[Begin]

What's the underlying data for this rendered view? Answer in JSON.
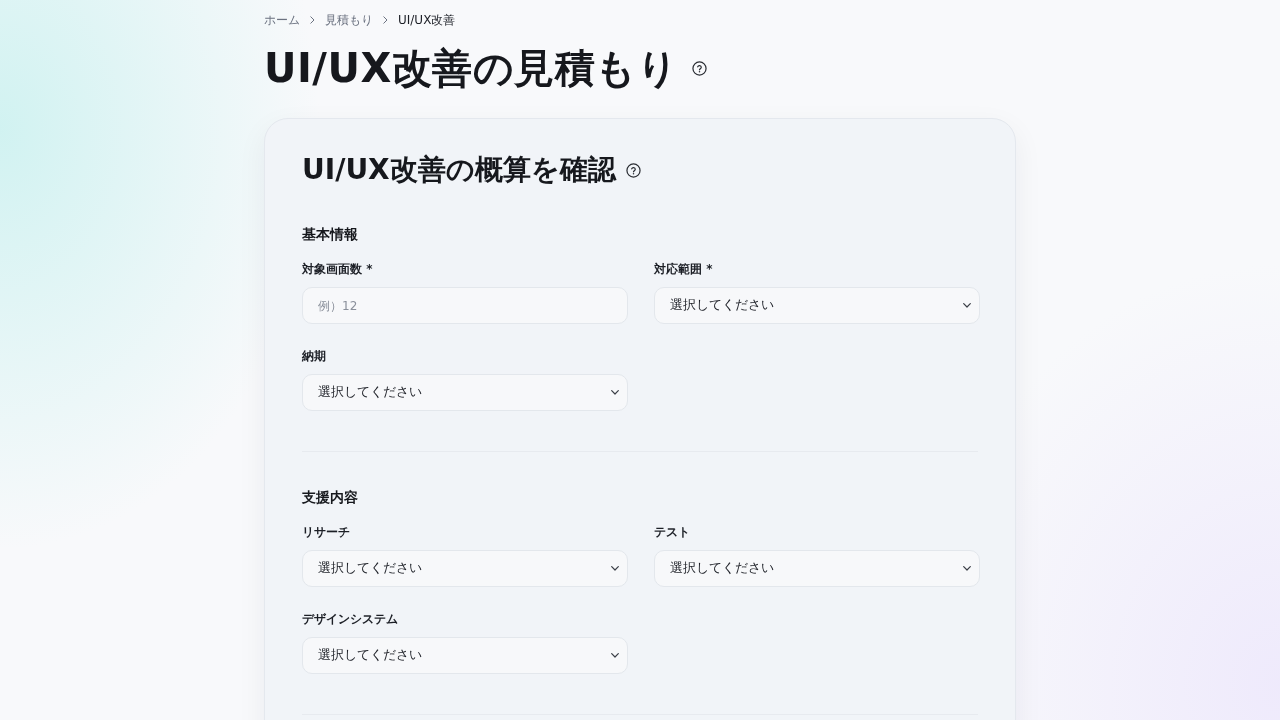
{
  "breadcrumb": [
    {
      "label": "ホーム",
      "current": false
    },
    {
      "label": "見積もり",
      "current": false
    },
    {
      "label": "UI/UX改善",
      "current": true
    }
  ],
  "page_title": "UI/UX改善の見積もり",
  "card": {
    "title": "UI/UX改善の概算を確認",
    "sections": [
      {
        "heading": "基本情報",
        "fields": [
          {
            "kind": "input",
            "label": "対象画面数 *",
            "placeholder": "例）12"
          },
          {
            "kind": "select",
            "label": "対応範囲 *",
            "value": "選択してください"
          },
          {
            "kind": "select",
            "label": "納期",
            "value": "選択してください"
          }
        ]
      },
      {
        "heading": "支援内容",
        "fields": [
          {
            "kind": "select",
            "label": "リサーチ",
            "value": "選択してください"
          },
          {
            "kind": "select",
            "label": "テスト",
            "value": "選択してください"
          },
          {
            "kind": "select",
            "label": "デザインシステム",
            "value": "選択してください"
          }
        ]
      }
    ]
  }
}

[End]

*Task to carry out*. Return each line from the material above exactly, but not the pictures.

*Completed exercise*.
What's the underlying data for this rendered view? Answer in JSON.
{
  "breadcrumb": [
    {
      "label": "ホーム",
      "current": false
    },
    {
      "label": "見積もり",
      "current": false
    },
    {
      "label": "UI/UX改善",
      "current": true
    }
  ],
  "page_title": "UI/UX改善の見積もり",
  "card": {
    "title": "UI/UX改善の概算を確認",
    "sections": [
      {
        "heading": "基本情報",
        "fields": [
          {
            "kind": "input",
            "label": "対象画面数 *",
            "placeholder": "例）12"
          },
          {
            "kind": "select",
            "label": "対応範囲 *",
            "value": "選択してください"
          },
          {
            "kind": "select",
            "label": "納期",
            "value": "選択してください"
          }
        ]
      },
      {
        "heading": "支援内容",
        "fields": [
          {
            "kind": "select",
            "label": "リサーチ",
            "value": "選択してください"
          },
          {
            "kind": "select",
            "label": "テスト",
            "value": "選択してください"
          },
          {
            "kind": "select",
            "label": "デザインシステム",
            "value": "選択してください"
          }
        ]
      }
    ]
  }
}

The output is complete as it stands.